• [CHALLENGE]
Find the lines holding the string "whom" in the data, then copy all of them.

(Dataset excerpt)
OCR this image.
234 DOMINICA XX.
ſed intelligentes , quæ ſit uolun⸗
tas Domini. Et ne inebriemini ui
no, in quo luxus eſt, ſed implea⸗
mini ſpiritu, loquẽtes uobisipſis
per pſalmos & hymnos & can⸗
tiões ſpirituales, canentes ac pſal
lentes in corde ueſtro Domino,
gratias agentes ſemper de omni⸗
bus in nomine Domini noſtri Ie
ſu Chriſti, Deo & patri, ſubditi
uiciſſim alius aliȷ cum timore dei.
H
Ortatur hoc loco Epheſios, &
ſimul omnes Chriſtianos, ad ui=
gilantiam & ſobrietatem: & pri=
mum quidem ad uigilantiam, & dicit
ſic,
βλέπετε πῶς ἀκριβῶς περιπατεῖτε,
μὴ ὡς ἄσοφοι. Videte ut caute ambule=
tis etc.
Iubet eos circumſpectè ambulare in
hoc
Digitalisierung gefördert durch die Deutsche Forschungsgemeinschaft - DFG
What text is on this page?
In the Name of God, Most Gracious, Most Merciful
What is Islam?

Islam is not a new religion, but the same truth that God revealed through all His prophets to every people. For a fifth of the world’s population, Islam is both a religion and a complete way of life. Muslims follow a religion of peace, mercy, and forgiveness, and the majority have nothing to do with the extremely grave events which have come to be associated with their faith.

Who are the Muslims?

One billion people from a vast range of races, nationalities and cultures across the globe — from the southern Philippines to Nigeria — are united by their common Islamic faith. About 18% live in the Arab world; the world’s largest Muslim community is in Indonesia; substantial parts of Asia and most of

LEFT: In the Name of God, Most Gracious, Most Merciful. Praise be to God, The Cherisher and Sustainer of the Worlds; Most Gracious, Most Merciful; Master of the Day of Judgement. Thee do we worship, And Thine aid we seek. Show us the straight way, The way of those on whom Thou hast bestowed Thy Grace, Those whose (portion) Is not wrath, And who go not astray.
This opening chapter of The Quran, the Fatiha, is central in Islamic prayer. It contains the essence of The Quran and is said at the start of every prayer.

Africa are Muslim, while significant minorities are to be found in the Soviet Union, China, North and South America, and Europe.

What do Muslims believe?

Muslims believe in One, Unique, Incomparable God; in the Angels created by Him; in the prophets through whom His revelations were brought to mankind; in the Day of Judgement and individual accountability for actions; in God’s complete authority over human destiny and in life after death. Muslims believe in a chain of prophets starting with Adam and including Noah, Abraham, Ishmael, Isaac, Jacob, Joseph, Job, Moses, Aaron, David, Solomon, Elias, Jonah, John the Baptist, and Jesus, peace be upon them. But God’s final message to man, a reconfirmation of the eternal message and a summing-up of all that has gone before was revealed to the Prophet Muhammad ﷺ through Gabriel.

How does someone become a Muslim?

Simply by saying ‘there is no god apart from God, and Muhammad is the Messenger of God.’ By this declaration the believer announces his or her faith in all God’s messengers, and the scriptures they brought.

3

• [ANSWER TO THIS EXERCISE]
LEFT: In the Name of God, Most Gracious, Most Merciful. Praise be to God, The Cherisher and Sustainer of the Worlds; Most Gracious, Most Merciful; Master of the Day of Judgement. Thee do we worship, And Thine aid we seek. Show us the straight way, The way of those on whom Thou hast bestowed Thy Grace, Those whose (portion) Is not wrath, And who go not astray.
Muslims believe in One, Unique, Incomparable God; in the Angels created by Him; in the prophets through whom His revelations were brought to mankind; in the Day of Judgement and individual accountability for actions; in God’s complete authority over human destiny and in life after death. Muslims believe in a chain of prophets starting with Adam and including Noah, Abraham, Ishmael, Isaac, Jacob, Joseph, Job, Moses, Aaron, David, Solomon, Elias, Jonah, John the Baptist, and Jesus, peace be upon them. But God’s final message to man, a reconfirmation of the eternal message and a summing-up of all that has gone before was revealed to the Prophet Muhammad ﷺ through Gabriel.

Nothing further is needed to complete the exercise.